Challenge
Check each line of the records below and collect those that include the word "suyuqlikning".
——
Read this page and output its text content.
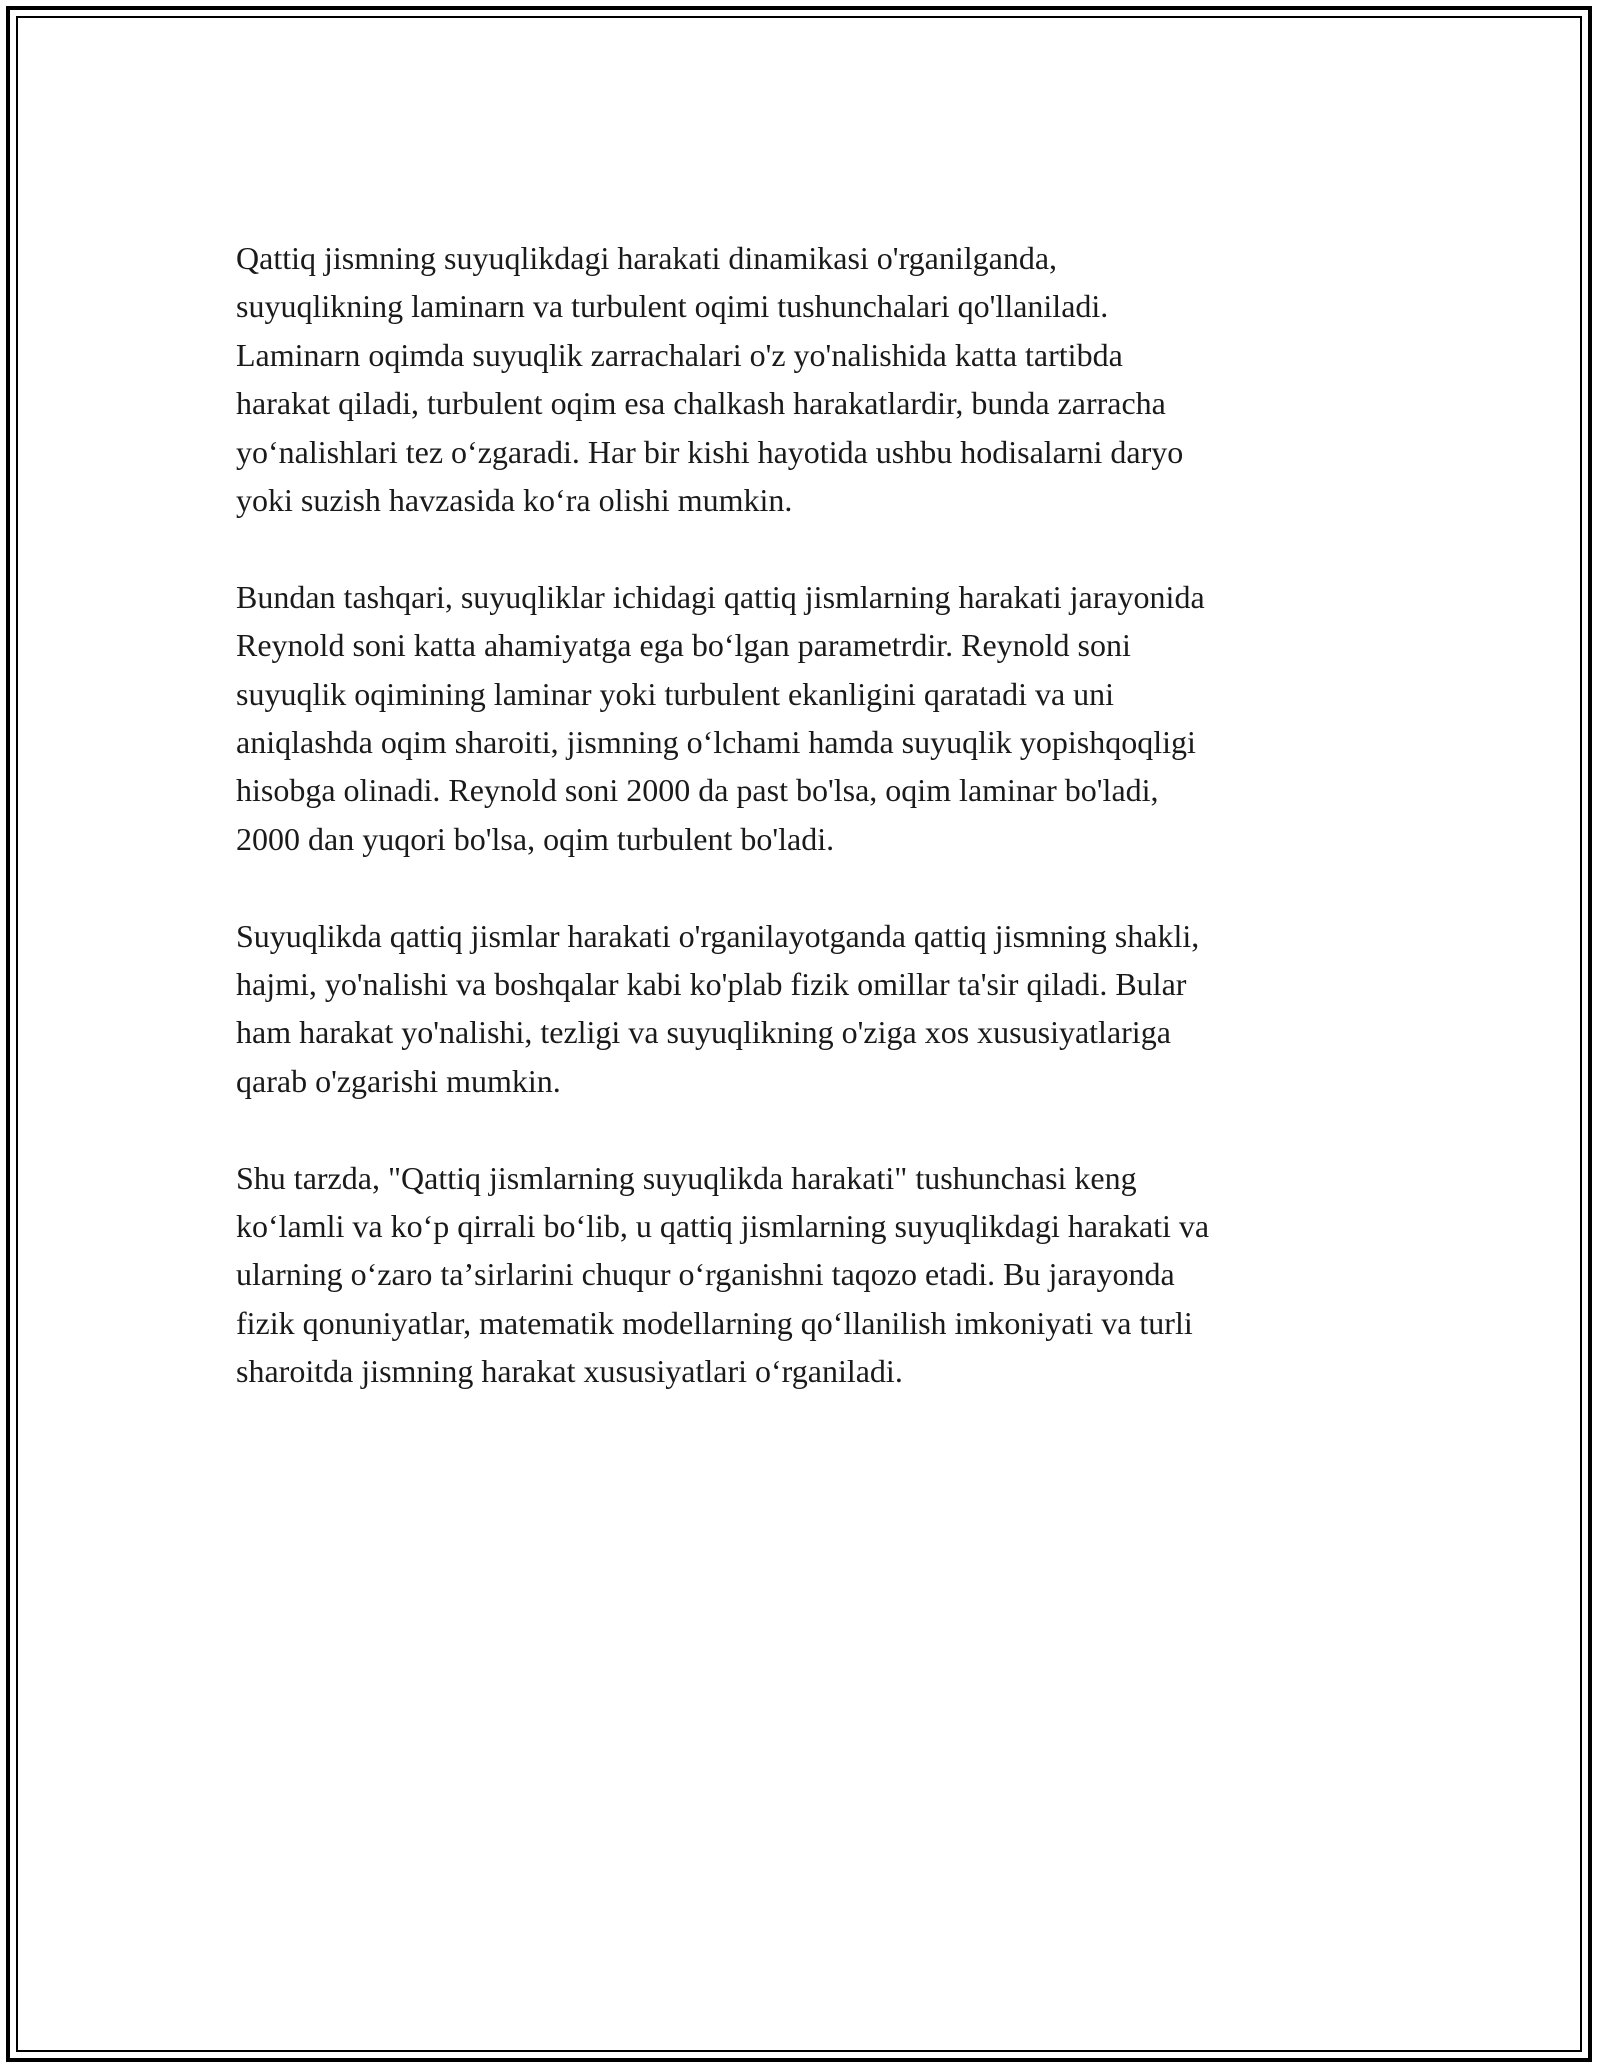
Qattiq jismning suyuqlikdagi harakati dinamikasi o'rganilganda,
suyuqlikning laminarn va turbulent oqimi tushunchalari qo'llaniladi.
Laminarn oqimda suyuqlik zarrachalari o'z yo'nalishida katta tartibda
harakat qiladi, turbulent oqim esa chalkash harakatlardir, bunda zarracha
yoʻnalishlari tez oʻzgaradi. Har bir kishi hayotida ushbu hodisalarni daryo
yoki suzish havzasida koʻra olishi mumkin.

Bundan tashqari, suyuqliklar ichidagi qattiq jismlarning harakati jarayonida
Reynold soni katta ahamiyatga ega boʻlgan parametrdir. Reynold soni
suyuqlik oqimining laminar yoki turbulent ekanligini qaratadi va uni
aniqlashda oqim sharoiti, jismning oʻlchami hamda suyuqlik yopishqoqligi
hisobga olinadi. Reynold soni 2000 da past bo'lsa, oqim laminar bo'ladi,
2000 dan yuqori bo'lsa, oqim turbulent bo'ladi.

Suyuqlikda qattiq jismlar harakati o'rganilayotganda qattiq jismning shakli,
hajmi, yo'nalishi va boshqalar kabi ko'plab fizik omillar ta'sir qiladi. Bular
ham harakat yo'nalishi, tezligi va suyuqlikning o'ziga xos xususiyatlariga
qarab o'zgarishi mumkin.

Shu tarzda, "Qattiq jismlarning suyuqlikda harakati" tushunchasi keng
koʻlamli va koʻp qirrali boʻlib, u qattiq jismlarning suyuqlikdagi harakati va
ularning oʻzaro taʼsirlarini chuqur oʻrganishni taqozo etadi. Bu jarayonda
fizik qonuniyatlar, matematik modellarning qoʻllanilish imkoniyati va turli
sharoitda jismning harakat xususiyatlari oʻrganiladi.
——
Correct result
suyuqlikning laminarn va turbulent oqimi tushunchalari qo'llaniladi.
ham harakat yo'nalishi, tezligi va suyuqlikning o'ziga xos xususiyatlariga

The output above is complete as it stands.